### Aim of the exercise:
Below is a block of records. Copy every line in it that contains the word "Taxonomy".

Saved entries

>> Begin

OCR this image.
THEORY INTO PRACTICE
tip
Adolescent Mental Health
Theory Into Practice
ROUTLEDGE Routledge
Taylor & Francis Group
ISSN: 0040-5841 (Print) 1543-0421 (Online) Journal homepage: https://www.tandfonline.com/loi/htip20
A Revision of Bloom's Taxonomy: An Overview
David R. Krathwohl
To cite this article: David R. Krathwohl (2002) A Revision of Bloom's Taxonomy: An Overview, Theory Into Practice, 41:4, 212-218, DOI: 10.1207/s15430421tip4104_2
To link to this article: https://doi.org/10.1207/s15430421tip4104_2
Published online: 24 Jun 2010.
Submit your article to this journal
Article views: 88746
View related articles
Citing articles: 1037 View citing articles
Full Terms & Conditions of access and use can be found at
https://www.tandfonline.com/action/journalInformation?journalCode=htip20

>> End
>> Begin

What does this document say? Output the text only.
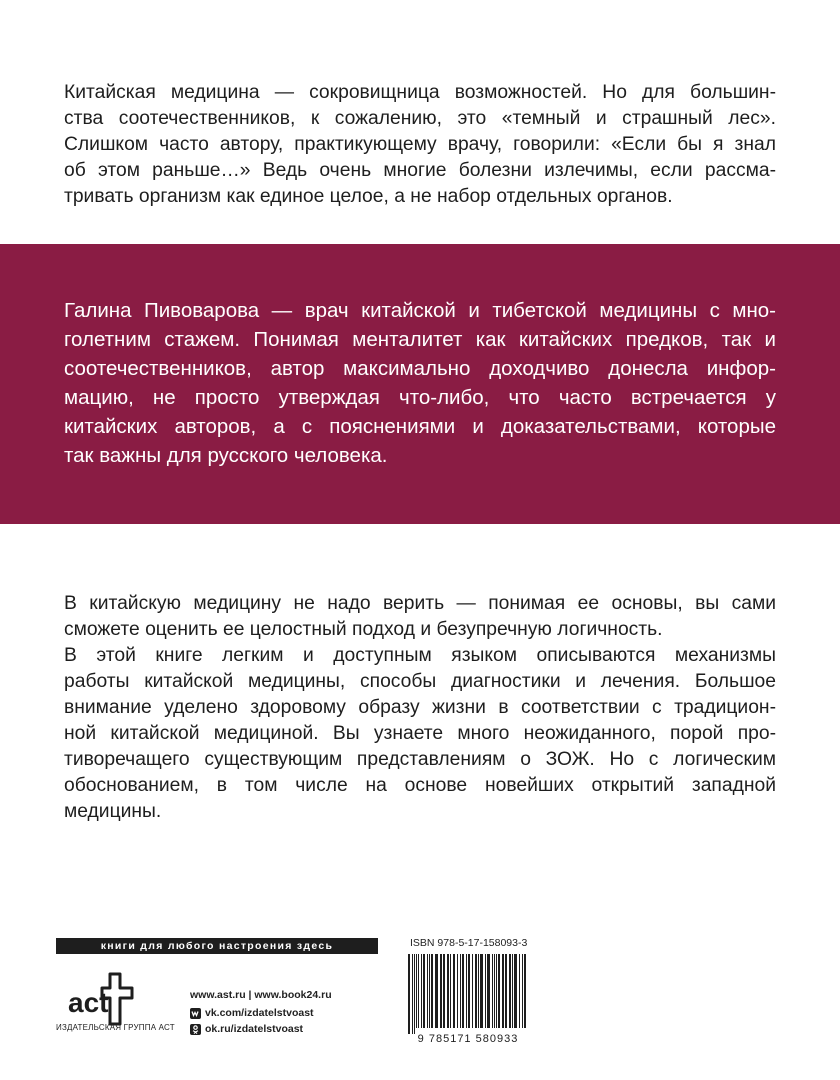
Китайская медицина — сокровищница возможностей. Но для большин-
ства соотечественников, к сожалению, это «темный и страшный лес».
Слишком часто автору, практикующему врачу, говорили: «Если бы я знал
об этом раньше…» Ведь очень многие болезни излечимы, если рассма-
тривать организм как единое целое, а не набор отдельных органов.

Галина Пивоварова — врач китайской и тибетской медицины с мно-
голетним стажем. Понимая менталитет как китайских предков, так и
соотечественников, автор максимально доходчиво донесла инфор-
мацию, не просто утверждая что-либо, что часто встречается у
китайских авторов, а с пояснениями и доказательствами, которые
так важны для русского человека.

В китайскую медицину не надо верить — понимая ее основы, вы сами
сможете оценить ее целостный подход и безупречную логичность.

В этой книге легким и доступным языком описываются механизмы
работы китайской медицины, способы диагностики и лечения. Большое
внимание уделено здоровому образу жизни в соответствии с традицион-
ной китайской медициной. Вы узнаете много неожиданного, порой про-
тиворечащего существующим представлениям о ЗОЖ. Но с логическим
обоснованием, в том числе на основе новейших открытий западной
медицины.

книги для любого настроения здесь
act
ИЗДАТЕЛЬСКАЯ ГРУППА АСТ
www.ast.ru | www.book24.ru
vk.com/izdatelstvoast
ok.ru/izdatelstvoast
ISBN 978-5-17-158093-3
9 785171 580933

>> End

### Response to this exercise:
A Revision of Bloom's Taxonomy: An Overview
To cite this article: David R. Krathwohl (2002) A Revision of Bloom's Taxonomy: An Overview, Theory Into Practice, 41:4, 212-218, DOI: 10.1207/s15430421tip4104_2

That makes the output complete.